>>

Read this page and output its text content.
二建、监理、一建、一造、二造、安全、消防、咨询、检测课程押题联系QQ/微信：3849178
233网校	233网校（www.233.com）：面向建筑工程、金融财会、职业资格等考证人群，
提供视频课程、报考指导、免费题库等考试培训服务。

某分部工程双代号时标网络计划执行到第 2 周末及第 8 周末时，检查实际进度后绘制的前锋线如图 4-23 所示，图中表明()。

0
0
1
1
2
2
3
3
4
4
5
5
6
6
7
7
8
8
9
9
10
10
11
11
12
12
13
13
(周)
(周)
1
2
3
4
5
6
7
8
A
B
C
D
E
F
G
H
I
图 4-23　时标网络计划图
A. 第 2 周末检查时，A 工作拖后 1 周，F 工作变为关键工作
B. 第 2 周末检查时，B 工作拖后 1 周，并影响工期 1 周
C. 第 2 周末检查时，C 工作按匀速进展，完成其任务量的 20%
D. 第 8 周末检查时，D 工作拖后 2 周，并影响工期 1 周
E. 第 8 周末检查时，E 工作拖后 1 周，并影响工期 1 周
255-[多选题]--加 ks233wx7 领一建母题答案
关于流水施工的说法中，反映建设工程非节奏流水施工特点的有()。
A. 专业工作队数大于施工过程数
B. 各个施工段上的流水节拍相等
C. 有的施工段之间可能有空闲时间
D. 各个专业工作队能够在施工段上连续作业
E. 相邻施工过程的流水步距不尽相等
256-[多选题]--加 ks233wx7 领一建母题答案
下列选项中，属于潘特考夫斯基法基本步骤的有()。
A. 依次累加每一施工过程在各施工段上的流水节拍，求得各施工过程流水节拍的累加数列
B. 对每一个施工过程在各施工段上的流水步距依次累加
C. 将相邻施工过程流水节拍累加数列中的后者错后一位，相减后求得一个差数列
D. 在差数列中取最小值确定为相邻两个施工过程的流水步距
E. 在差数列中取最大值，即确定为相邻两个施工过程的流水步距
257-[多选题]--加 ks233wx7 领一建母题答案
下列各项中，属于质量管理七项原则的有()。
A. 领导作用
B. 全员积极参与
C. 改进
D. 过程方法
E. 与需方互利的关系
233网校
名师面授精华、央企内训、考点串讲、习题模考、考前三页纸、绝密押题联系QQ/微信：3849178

<<

What the task requires.
Make an exact copy of all the data.

Solved exercise.
Read this page and output its text content.
二建、监理、一建、一造、二造、安全、消防、咨询、检测课程押题联系QQ/微信：3849178
233网校	233网校（www.233.com）：面向建筑工程、金融财会、职业资格等考证人群，
提供视频课程、报考指导、免费题库等考试培训服务。

某分部工程双代号时标网络计划执行到第 2 周末及第 8 周末时，检查实际进度后绘制的前锋线如图 4-23 所示，图中表明()。

0
0
1
1
2
2
3
3
4
4
5
5
6
6
7
7
8
8
9
9
10
10
11
11
12
12
13
13
(周)
(周)
1
2
3
4
5
6
7
8
A
B
C
D
E
F
G
H
I
图 4-23　时标网络计划图
A. 第 2 周末检查时，A 工作拖后 1 周，F 工作变为关键工作
B. 第 2 周末检查时，B 工作拖后 1 周，并影响工期 1 周
C. 第 2 周末检查时，C 工作按匀速进展，完成其任务量的 20%
D. 第 8 周末检查时，D 工作拖后 2 周，并影响工期 1 周
E. 第 8 周末检查时，E 工作拖后 1 周，并影响工期 1 周
255-[多选题]--加 ks233wx7 领一建母题答案
关于流水施工的说法中，反映建设工程非节奏流水施工特点的有()。
A. 专业工作队数大于施工过程数
B. 各个施工段上的流水节拍相等
C. 有的施工段之间可能有空闲时间
D. 各个专业工作队能够在施工段上连续作业
E. 相邻施工过程的流水步距不尽相等
256-[多选题]--加 ks233wx7 领一建母题答案
下列选项中，属于潘特考夫斯基法基本步骤的有()。
A. 依次累加每一施工过程在各施工段上的流水节拍，求得各施工过程流水节拍的累加数列
B. 对每一个施工过程在各施工段上的流水步距依次累加
C. 将相邻施工过程流水节拍累加数列中的后者错后一位，相减后求得一个差数列
D. 在差数列中取最小值确定为相邻两个施工过程的流水步距
E. 在差数列中取最大值，即确定为相邻两个施工过程的流水步距
257-[多选题]--加 ks233wx7 领一建母题答案
下列各项中，属于质量管理七项原则的有()。
A. 领导作用
B. 全员积极参与
C. 改进
D. 过程方法
E. 与需方互利的关系
233网校
名师面授精华、央企内训、考点串讲、习题模考、考前三页纸、绝密押题联系QQ/微信：3849178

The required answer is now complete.